» **What is expected**
Transcribe the material exactly. Images do not belong in the copy.

» **Records provided**
────────
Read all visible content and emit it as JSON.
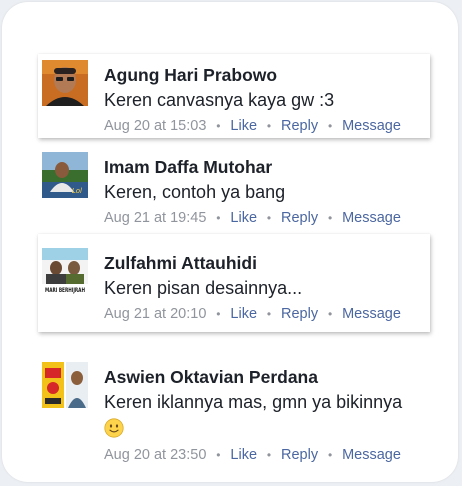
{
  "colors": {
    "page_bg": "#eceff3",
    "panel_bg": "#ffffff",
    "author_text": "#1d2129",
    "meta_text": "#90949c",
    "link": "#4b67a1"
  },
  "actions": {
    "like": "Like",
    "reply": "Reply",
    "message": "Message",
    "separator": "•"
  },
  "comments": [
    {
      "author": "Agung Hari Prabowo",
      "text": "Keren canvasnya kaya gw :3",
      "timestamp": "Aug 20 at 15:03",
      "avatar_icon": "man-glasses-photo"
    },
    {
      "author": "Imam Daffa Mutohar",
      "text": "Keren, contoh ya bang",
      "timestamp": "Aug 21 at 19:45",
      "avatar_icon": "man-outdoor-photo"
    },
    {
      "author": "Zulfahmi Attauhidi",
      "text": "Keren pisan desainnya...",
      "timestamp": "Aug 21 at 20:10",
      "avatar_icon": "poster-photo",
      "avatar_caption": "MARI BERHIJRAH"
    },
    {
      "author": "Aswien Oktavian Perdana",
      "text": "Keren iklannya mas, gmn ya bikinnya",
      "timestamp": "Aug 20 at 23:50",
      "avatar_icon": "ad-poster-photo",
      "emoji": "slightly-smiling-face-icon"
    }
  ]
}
────────
» **Solution to the exercise**
Read all visible content and emit it as JSON.
{
  "colors": {
    "page_bg": "#eceff3",
    "panel_bg": "#ffffff",
    "author_text": "#1d2129",
    "meta_text": "#90949c",
    "link": "#4b67a1"
  },
  "actions": {
    "like": "Like",
    "reply": "Reply",
    "message": "Message",
    "separator": "•"
  },
  "comments": [
    {
      "author": "Agung Hari Prabowo",
      "text": "Keren canvasnya kaya gw :3",
      "timestamp": "Aug 20 at 15:03",
      "avatar_icon": "man-glasses-photo"
    },
    {
      "author": "Imam Daffa Mutohar",
      "text": "Keren, contoh ya bang",
      "timestamp": "Aug 21 at 19:45",
      "avatar_icon": "man-outdoor-photo"
    },
    {
      "author": "Zulfahmi Attauhidi",
      "text": "Keren pisan desainnya...",
      "timestamp": "Aug 21 at 20:10",
      "avatar_icon": "poster-photo",
      "avatar_caption": "MARI BERHIJRAH"
    },
    {
      "author": "Aswien Oktavian Perdana",
      "text": "Keren iklannya mas, gmn ya bikinnya",
      "timestamp": "Aug 20 at 23:50",
      "avatar_icon": "ad-poster-photo",
      "emoji": "slightly-smiling-face-icon"
    }
  ]
}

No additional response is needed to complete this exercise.